++++ Entries shown ++++

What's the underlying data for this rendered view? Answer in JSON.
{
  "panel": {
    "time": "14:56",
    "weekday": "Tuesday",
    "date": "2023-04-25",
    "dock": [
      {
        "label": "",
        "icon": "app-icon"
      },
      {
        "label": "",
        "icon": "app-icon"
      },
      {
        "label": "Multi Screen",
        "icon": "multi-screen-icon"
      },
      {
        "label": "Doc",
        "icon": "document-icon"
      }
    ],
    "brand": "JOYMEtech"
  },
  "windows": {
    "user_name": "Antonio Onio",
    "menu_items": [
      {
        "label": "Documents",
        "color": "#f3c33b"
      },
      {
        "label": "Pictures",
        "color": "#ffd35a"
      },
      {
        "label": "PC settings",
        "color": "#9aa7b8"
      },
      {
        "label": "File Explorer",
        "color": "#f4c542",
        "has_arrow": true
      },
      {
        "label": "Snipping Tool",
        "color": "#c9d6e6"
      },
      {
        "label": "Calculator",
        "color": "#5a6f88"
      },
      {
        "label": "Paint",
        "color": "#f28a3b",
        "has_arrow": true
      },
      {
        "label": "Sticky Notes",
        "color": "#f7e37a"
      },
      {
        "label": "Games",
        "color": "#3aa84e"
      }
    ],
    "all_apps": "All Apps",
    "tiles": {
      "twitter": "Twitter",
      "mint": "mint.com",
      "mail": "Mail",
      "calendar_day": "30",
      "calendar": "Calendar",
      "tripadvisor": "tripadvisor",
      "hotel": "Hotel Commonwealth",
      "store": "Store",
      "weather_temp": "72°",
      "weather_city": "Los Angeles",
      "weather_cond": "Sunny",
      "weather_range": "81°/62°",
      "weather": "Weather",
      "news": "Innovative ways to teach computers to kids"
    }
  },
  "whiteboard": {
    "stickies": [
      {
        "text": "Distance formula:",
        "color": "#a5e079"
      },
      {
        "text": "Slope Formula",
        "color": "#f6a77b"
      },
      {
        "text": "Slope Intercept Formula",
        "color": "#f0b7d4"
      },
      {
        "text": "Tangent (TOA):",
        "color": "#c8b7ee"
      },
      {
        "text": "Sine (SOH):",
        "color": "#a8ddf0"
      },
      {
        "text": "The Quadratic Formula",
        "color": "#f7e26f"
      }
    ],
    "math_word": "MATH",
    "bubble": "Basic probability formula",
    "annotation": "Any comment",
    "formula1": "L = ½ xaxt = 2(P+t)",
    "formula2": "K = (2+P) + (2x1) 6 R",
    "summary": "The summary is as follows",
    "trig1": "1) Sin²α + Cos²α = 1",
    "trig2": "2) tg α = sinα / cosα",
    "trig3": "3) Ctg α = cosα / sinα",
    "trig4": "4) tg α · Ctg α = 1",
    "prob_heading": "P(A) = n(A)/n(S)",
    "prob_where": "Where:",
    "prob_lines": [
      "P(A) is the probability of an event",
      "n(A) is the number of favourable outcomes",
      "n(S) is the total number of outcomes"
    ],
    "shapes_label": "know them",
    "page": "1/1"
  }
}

++++

Repeat the listing exactly, from its first line to its last.

What's the underlying data for this rendered view? Answer in JSON.
{
  "panel": {
    "time": "14:56",
    "weekday": "Tuesday",
    "date": "2023-04-25",
    "dock": [
      {
        "label": "",
        "icon": "app-icon"
      },
      {
        "label": "",
        "icon": "app-icon"
      },
      {
        "label": "Multi Screen",
        "icon": "multi-screen-icon"
      },
      {
        "label": "Doc",
        "icon": "document-icon"
      }
    ],
    "brand": "JOYMEtech"
  },
  "windows": {
    "user_name": "Antonio Onio",
    "menu_items": [
      {
        "label": "Documents",
        "color": "#f3c33b"
      },
      {
        "label": "Pictures",
        "color": "#ffd35a"
      },
      {
        "label": "PC settings",
        "color": "#9aa7b8"
      },
      {
        "label": "File Explorer",
        "color": "#f4c542",
        "has_arrow": true
      },
      {
        "label": "Snipping Tool",
        "color": "#c9d6e6"
      },
      {
        "label": "Calculator",
        "color": "#5a6f88"
      },
      {
        "label": "Paint",
        "color": "#f28a3b",
        "has_arrow": true
      },
      {
        "label": "Sticky Notes",
        "color": "#f7e37a"
      },
      {
        "label": "Games",
        "color": "#3aa84e"
      }
    ],
    "all_apps": "All Apps",
    "tiles": {
      "twitter": "Twitter",
      "mint": "mint.com",
      "mail": "Mail",
      "calendar_day": "30",
      "calendar": "Calendar",
      "tripadvisor": "tripadvisor",
      "hotel": "Hotel Commonwealth",
      "store": "Store",
      "weather_temp": "72°",
      "weather_city": "Los Angeles",
      "weather_cond": "Sunny",
      "weather_range": "81°/62°",
      "weather": "Weather",
      "news": "Innovative ways to teach computers to kids"
    }
  },
  "whiteboard": {
    "stickies": [
      {
        "text": "Distance formula:",
        "color": "#a5e079"
      },
      {
        "text": "Slope Formula",
        "color": "#f6a77b"
      },
      {
        "text": "Slope Intercept Formula",
        "color": "#f0b7d4"
      },
      {
        "text": "Tangent (TOA):",
        "color": "#c8b7ee"
      },
      {
        "text": "Sine (SOH):",
        "color": "#a8ddf0"
      },
      {
        "text": "The Quadratic Formula",
        "color": "#f7e26f"
      }
    ],
    "math_word": "MATH",
    "bubble": "Basic probability formula",
    "annotation": "Any comment",
    "formula1": "L = ½ xaxt = 2(P+t)",
    "formula2": "K = (2+P) + (2x1) 6 R",
    "summary": "The summary is as follows",
    "trig1": "1) Sin²α + Cos²α = 1",
    "trig2": "2) tg α = sinα / cosα",
    "trig3": "3) Ctg α = cosα / sinα",
    "trig4": "4) tg α · Ctg α = 1",
    "prob_heading": "P(A) = n(A)/n(S)",
    "prob_where": "Where:",
    "prob_lines": [
      "P(A) is the probability of an event",
      "n(A) is the number of favourable outcomes",
      "n(S) is the total number of outcomes"
    ],
    "shapes_label": "know them",
    "page": "1/1"
  }
}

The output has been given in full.